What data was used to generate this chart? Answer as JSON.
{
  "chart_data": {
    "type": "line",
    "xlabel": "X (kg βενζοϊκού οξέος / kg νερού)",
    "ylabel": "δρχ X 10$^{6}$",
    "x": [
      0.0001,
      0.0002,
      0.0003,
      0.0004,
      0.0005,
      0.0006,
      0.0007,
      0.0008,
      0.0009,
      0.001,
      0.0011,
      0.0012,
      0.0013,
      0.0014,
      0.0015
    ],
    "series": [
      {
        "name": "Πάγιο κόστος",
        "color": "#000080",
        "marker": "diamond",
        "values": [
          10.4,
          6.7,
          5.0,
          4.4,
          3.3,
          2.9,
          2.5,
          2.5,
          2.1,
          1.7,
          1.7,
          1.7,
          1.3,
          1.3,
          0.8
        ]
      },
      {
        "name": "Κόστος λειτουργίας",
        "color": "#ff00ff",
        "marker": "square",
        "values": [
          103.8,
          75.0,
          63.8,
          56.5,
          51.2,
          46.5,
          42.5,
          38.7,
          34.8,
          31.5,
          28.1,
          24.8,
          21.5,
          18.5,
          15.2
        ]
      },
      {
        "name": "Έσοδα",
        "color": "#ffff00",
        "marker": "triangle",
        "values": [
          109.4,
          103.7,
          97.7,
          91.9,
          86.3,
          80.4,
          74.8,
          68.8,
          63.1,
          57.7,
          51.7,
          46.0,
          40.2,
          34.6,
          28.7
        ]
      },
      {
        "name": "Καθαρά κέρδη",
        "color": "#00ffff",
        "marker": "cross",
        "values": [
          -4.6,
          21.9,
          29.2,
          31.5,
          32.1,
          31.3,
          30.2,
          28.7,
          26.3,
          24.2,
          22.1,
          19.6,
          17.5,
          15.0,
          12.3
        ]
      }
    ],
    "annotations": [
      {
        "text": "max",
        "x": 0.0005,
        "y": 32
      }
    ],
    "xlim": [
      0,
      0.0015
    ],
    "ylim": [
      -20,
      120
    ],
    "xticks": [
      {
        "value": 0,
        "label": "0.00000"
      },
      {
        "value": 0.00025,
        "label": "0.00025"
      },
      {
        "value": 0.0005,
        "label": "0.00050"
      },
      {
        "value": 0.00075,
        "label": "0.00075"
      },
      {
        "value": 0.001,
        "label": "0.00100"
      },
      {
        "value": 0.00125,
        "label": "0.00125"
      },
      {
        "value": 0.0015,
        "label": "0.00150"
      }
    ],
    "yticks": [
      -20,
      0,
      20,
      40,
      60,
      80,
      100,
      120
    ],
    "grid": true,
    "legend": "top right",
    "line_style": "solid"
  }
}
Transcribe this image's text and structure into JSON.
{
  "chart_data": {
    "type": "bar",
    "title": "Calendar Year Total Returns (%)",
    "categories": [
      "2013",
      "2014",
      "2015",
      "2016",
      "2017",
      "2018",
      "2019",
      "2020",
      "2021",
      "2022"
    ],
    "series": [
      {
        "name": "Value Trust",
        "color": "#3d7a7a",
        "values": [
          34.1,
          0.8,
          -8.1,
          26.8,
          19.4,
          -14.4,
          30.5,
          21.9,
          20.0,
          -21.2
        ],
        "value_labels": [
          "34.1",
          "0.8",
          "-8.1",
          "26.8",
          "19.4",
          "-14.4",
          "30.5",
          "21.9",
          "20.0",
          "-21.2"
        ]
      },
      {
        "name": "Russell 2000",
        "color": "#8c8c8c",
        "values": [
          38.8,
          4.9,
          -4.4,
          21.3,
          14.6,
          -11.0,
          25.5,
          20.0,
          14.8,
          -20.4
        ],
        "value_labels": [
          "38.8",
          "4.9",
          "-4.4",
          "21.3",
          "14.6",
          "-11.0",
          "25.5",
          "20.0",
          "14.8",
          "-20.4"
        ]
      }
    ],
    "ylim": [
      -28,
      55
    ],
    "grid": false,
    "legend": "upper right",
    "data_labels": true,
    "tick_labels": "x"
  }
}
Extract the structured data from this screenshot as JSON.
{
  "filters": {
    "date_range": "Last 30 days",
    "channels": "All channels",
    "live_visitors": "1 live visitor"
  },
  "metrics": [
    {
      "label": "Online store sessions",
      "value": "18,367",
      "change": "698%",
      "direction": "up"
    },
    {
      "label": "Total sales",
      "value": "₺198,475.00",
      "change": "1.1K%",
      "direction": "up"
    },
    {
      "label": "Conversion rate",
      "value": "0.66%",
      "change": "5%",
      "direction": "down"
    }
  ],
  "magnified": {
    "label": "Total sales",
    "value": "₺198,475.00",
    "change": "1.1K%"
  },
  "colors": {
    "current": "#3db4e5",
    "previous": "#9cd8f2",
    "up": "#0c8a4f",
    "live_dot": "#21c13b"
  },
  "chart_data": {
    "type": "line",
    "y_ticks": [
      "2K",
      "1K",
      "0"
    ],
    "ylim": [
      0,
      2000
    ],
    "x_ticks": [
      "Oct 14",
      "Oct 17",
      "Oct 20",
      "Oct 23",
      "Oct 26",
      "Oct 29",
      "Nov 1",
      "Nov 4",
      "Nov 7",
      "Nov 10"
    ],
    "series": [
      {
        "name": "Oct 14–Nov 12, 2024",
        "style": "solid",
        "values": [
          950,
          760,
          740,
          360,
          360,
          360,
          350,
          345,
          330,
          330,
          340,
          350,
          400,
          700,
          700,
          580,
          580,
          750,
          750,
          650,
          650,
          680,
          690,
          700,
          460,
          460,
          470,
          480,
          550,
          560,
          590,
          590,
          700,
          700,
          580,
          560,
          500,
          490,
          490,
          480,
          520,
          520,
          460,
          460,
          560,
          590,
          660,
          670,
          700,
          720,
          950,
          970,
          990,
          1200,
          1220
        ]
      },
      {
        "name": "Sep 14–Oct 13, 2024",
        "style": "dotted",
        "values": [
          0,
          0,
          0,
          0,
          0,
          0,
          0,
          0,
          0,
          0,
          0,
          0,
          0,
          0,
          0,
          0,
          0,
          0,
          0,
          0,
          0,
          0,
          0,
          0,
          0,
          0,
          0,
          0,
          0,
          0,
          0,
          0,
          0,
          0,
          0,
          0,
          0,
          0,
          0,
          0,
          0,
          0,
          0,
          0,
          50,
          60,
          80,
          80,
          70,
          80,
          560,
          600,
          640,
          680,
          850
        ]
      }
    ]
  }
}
*-*-*
The records above need to be transcribed in full. Keep every character unchanged.

> [Task output]:
What data was used to generate this chart? Answer as JSON.
{
  "chart_data": {
    "type": "line",
    "xlabel": "X (kg βενζοϊκού οξέος / kg νερού)",
    "ylabel": "δρχ X 10$^{6}$",
    "x": [
      0.0001,
      0.0002,
      0.0003,
      0.0004,
      0.0005,
      0.0006,
      0.0007,
      0.0008,
      0.0009,
      0.001,
      0.0011,
      0.0012,
      0.0013,
      0.0014,
      0.0015
    ],
    "series": [
      {
        "name": "Πάγιο κόστος",
        "color": "#000080",
        "marker": "diamond",
        "values": [
          10.4,
          6.7,
          5.0,
          4.4,
          3.3,
          2.9,
          2.5,
          2.5,
          2.1,
          1.7,
          1.7,
          1.7,
          1.3,
          1.3,
          0.8
        ]
      },
      {
        "name": "Κόστος λειτουργίας",
        "color": "#ff00ff",
        "marker": "square",
        "values": [
          103.8,
          75.0,
          63.8,
          56.5,
          51.2,
          46.5,
          42.5,
          38.7,
          34.8,
          31.5,
          28.1,
          24.8,
          21.5,
          18.5,
          15.2
        ]
      },
      {
        "name": "Έσοδα",
        "color": "#ffff00",
        "marker": "triangle",
        "values": [
          109.4,
          103.7,
          97.7,
          91.9,
          86.3,
          80.4,
          74.8,
          68.8,
          63.1,
          57.7,
          51.7,
          46.0,
          40.2,
          34.6,
          28.7
        ]
      },
      {
        "name": "Καθαρά κέρδη",
        "color": "#00ffff",
        "marker": "cross",
        "values": [
          -4.6,
          21.9,
          29.2,
          31.5,
          32.1,
          31.3,
          30.2,
          28.7,
          26.3,
          24.2,
          22.1,
          19.6,
          17.5,
          15.0,
          12.3
        ]
      }
    ],
    "annotations": [
      {
        "text": "max",
        "x": 0.0005,
        "y": 32
      }
    ],
    "xlim": [
      0,
      0.0015
    ],
    "ylim": [
      -20,
      120
    ],
    "xticks": [
      {
        "value": 0,
        "label": "0.00000"
      },
      {
        "value": 0.00025,
        "label": "0.00025"
      },
      {
        "value": 0.0005,
        "label": "0.00050"
      },
      {
        "value": 0.00075,
        "label": "0.00075"
      },
      {
        "value": 0.001,
        "label": "0.00100"
      },
      {
        "value": 0.00125,
        "label": "0.00125"
      },
      {
        "value": 0.0015,
        "label": "0.00150"
      }
    ],
    "yticks": [
      -20,
      0,
      20,
      40,
      60,
      80,
      100,
      120
    ],
    "grid": true,
    "legend": "top right",
    "line_style": "solid"
  }
}
Transcribe this image's text and structure into JSON.
{
  "chart_data": {
    "type": "bar",
    "title": "Calendar Year Total Returns (%)",
    "categories": [
      "2013",
      "2014",
      "2015",
      "2016",
      "2017",
      "2018",
      "2019",
      "2020",
      "2021",
      "2022"
    ],
    "series": [
      {
        "name": "Value Trust",
        "color": "#3d7a7a",
        "values": [
          34.1,
          0.8,
          -8.1,
          26.8,
          19.4,
          -14.4,
          30.5,
          21.9,
          20.0,
          -21.2
        ],
        "value_labels": [
          "34.1",
          "0.8",
          "-8.1",
          "26.8",
          "19.4",
          "-14.4",
          "30.5",
          "21.9",
          "20.0",
          "-21.2"
        ]
      },
      {
        "name": "Russell 2000",
        "color": "#8c8c8c",
        "values": [
          38.8,
          4.9,
          -4.4,
          21.3,
          14.6,
          -11.0,
          25.5,
          20.0,
          14.8,
          -20.4
        ],
        "value_labels": [
          "38.8",
          "4.9",
          "-4.4",
          "21.3",
          "14.6",
          "-11.0",
          "25.5",
          "20.0",
          "14.8",
          "-20.4"
        ]
      }
    ],
    "ylim": [
      -28,
      55
    ],
    "grid": false,
    "legend": "upper right",
    "data_labels": true,
    "tick_labels": "x"
  }
}
Extract the structured data from this screenshot as JSON.
{
  "filters": {
    "date_range": "Last 30 days",
    "channels": "All channels",
    "live_visitors": "1 live visitor"
  },
  "metrics": [
    {
      "label": "Online store sessions",
      "value": "18,367",
      "change": "698%",
      "direction": "up"
    },
    {
      "label": "Total sales",
      "value": "₺198,475.00",
      "change": "1.1K%",
      "direction": "up"
    },
    {
      "label": "Conversion rate",
      "value": "0.66%",
      "change": "5%",
      "direction": "down"
    }
  ],
  "magnified": {
    "label": "Total sales",
    "value": "₺198,475.00",
    "change": "1.1K%"
  },
  "colors": {
    "current": "#3db4e5",
    "previous": "#9cd8f2",
    "up": "#0c8a4f",
    "live_dot": "#21c13b"
  },
  "chart_data": {
    "type": "line",
    "y_ticks": [
      "2K",
      "1K",
      "0"
    ],
    "ylim": [
      0,
      2000
    ],
    "x_ticks": [
      "Oct 14",
      "Oct 17",
      "Oct 20",
      "Oct 23",
      "Oct 26",
      "Oct 29",
      "Nov 1",
      "Nov 4",
      "Nov 7",
      "Nov 10"
    ],
    "series": [
      {
        "name": "Oct 14–Nov 12, 2024",
        "style": "solid",
        "values": [
          950,
          760,
          740,
          360,
          360,
          360,
          350,
          345,
          330,
          330,
          340,
          350,
          400,
          700,
          700,
          580,
          580,
          750,
          750,
          650,
          650,
          680,
          690,
          700,
          460,
          460,
          470,
          480,
          550,
          560,
          590,
          590,
          700,
          700,
          580,
          560,
          500,
          490,
          490,
          480,
          520,
          520,
          460,
          460,
          560,
          590,
          660,
          670,
          700,
          720,
          950,
          970,
          990,
          1200,
          1220
        ]
      },
      {
        "name": "Sep 14–Oct 13, 2024",
        "style": "dotted",
        "values": [
          0,
          0,
          0,
          0,
          0,
          0,
          0,
          0,
          0,
          0,
          0,
          0,
          0,
          0,
          0,
          0,
          0,
          0,
          0,
          0,
          0,
          0,
          0,
          0,
          0,
          0,
          0,
          0,
          0,
          0,
          0,
          0,
          0,
          0,
          0,
          0,
          0,
          0,
          0,
          0,
          0,
          0,
          0,
          0,
          50,
          60,
          80,
          80,
          70,
          80,
          560,
          600,
          640,
          680,
          850
        ]
      }
    ]
  }
}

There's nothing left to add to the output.